- PROBLEM STATEMENT
Pictures do not belong in the copy, so please give every entry below again exactly.

========================================================================

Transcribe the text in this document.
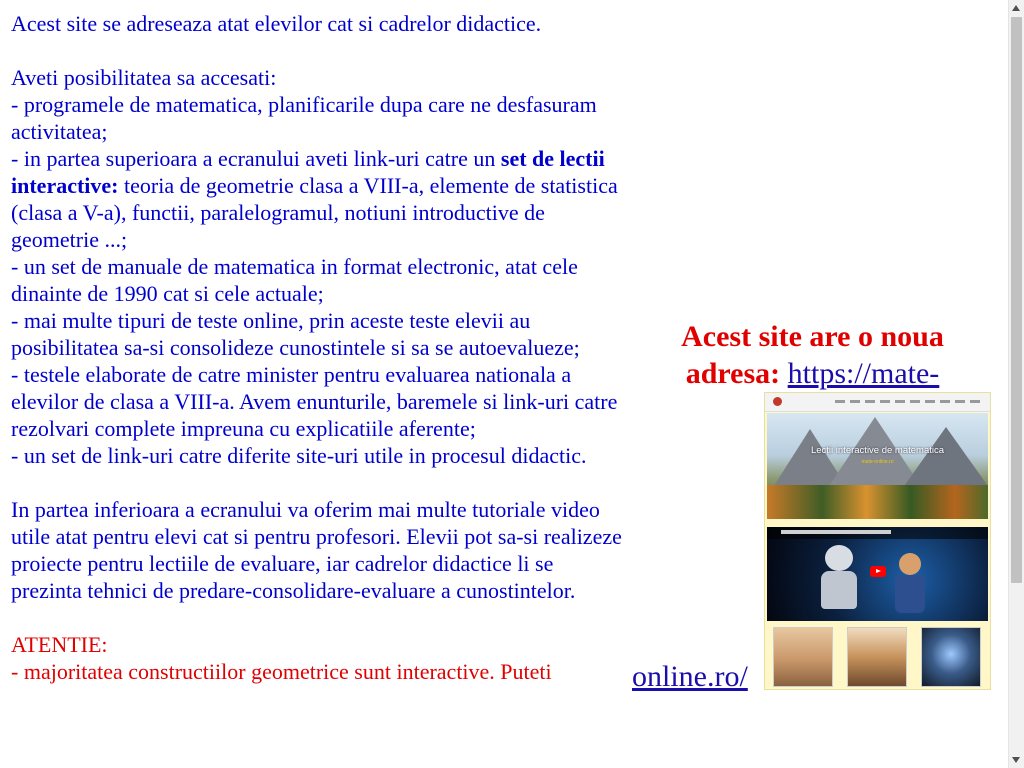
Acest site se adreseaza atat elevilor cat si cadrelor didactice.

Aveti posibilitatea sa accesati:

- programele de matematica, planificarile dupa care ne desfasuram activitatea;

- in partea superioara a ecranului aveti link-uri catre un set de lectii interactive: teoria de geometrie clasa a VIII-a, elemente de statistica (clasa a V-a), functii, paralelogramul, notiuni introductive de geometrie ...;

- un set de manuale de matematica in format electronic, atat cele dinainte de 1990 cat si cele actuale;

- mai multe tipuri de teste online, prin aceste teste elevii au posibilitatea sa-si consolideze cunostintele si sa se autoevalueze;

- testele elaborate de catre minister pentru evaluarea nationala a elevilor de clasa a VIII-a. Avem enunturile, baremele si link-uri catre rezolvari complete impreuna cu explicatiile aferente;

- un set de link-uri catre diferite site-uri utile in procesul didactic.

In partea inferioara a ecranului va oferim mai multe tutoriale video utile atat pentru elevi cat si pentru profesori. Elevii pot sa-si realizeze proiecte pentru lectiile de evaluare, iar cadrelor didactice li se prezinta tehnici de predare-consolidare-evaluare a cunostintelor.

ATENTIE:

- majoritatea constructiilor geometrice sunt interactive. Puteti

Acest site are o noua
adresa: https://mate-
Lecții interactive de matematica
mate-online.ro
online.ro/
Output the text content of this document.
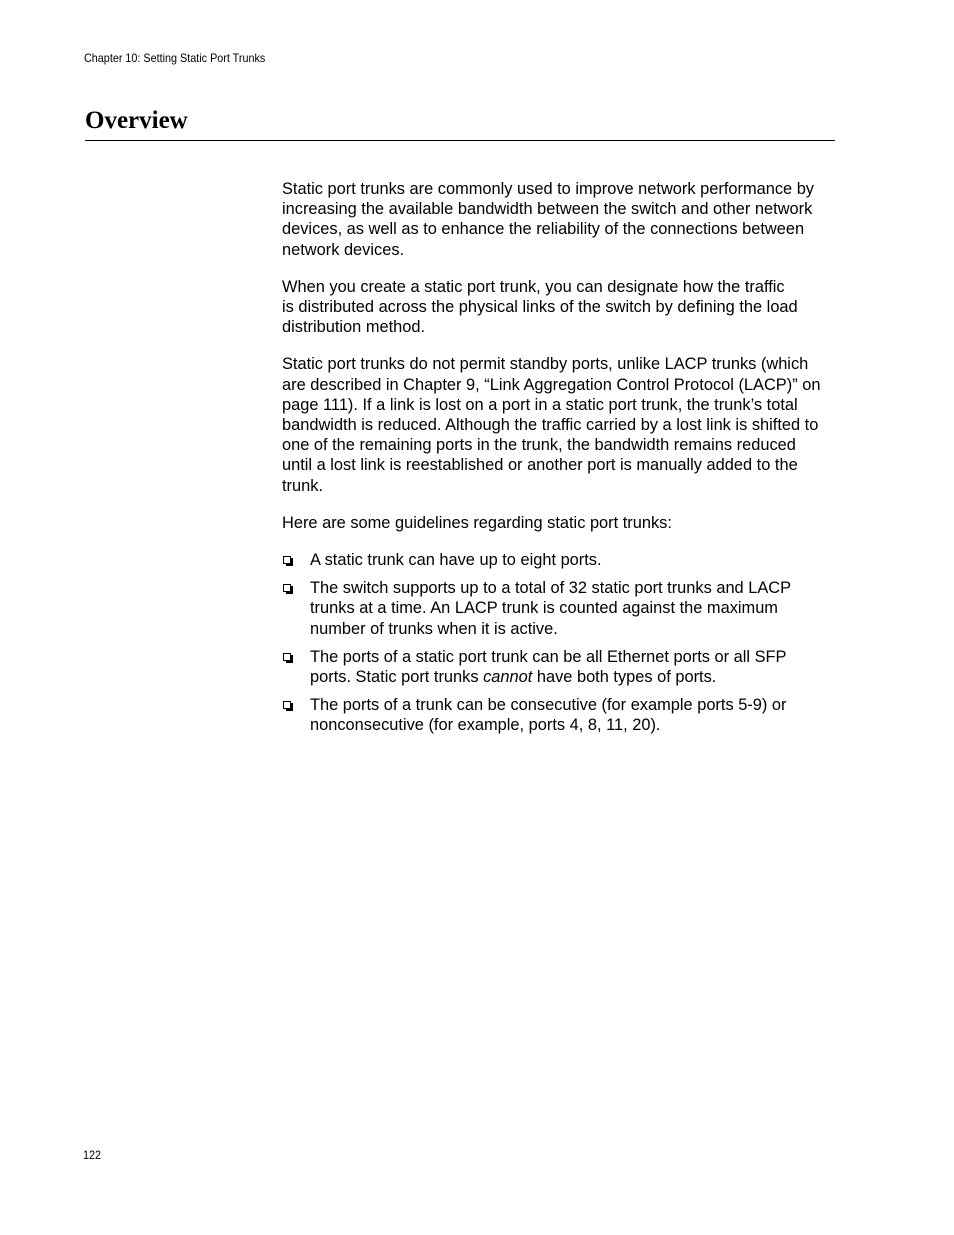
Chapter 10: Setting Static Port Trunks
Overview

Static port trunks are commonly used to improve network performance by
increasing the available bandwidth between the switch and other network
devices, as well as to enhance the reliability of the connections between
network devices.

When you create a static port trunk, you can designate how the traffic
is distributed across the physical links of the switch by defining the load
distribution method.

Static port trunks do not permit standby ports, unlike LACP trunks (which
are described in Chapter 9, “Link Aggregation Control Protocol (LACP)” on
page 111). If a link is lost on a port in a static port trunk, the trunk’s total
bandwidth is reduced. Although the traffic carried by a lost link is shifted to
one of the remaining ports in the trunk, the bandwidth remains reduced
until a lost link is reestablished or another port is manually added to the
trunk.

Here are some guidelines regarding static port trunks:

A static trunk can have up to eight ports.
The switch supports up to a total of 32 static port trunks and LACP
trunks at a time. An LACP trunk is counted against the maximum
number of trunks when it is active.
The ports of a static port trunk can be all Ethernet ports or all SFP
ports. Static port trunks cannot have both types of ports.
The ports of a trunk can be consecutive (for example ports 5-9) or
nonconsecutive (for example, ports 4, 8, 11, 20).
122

========================================================================

- EXPECTED ANSWER
Transcribe the text in this document.
Acest site se adreseaza atat elevilor cat si cadrelor didactice.

Aveti posibilitatea sa accesati:

- programele de matematica, planificarile dupa care ne desfasuram activitatea;

- in partea superioara a ecranului aveti link-uri catre un set de lectii interactive: teoria de geometrie clasa a VIII-a, elemente de statistica (clasa a V-a), functii, paralelogramul, notiuni introductive de geometrie ...;

- un set de manuale de matematica in format electronic, atat cele dinainte de 1990 cat si cele actuale;

- mai multe tipuri de teste online, prin aceste teste elevii au posibilitatea sa-si consolideze cunostintele si sa se autoevalueze;

- testele elaborate de catre minister pentru evaluarea nationala a elevilor de clasa a VIII-a. Avem enunturile, baremele si link-uri catre rezolvari complete impreuna cu explicatiile aferente;

- un set de link-uri catre diferite site-uri utile in procesul didactic.

In partea inferioara a ecranului va oferim mai multe tutoriale video utile atat pentru elevi cat si pentru profesori. Elevii pot sa-si realizeze proiecte pentru lectiile de evaluare, iar cadrelor didactice li se prezinta tehnici de predare-consolidare-evaluare a cunostintelor.

ATENTIE:

- majoritatea constructiilor geometrice sunt interactive. Puteti

Acest site are o noua
adresa: https://mate-
Lecții interactive de matematica
mate-online.ro
online.ro/
Output the text content of this document.
Chapter 10: Setting Static Port Trunks
Overview

Static port trunks are commonly used to improve network performance by
increasing the available bandwidth between the switch and other network
devices, as well as to enhance the reliability of the connections between
network devices.

When you create a static port trunk, you can designate how the traffic
is distributed across the physical links of the switch by defining the load
distribution method.

Static port trunks do not permit standby ports, unlike LACP trunks (which
are described in Chapter 9, “Link Aggregation Control Protocol (LACP)” on
page 111). If a link is lost on a port in a static port trunk, the trunk’s total
bandwidth is reduced. Although the traffic carried by a lost link is shifted to
one of the remaining ports in the trunk, the bandwidth remains reduced
until a lost link is reestablished or another port is manually added to the
trunk.

Here are some guidelines regarding static port trunks:

A static trunk can have up to eight ports.
The switch supports up to a total of 32 static port trunks and LACP
trunks at a time. An LACP trunk is counted against the maximum
number of trunks when it is active.
The ports of a static port trunk can be all Ethernet ports or all SFP
ports. Static port trunks cannot have both types of ports.
The ports of a trunk can be consecutive (for example ports 5-9) or
nonconsecutive (for example, ports 4, 8, 11, 20).
122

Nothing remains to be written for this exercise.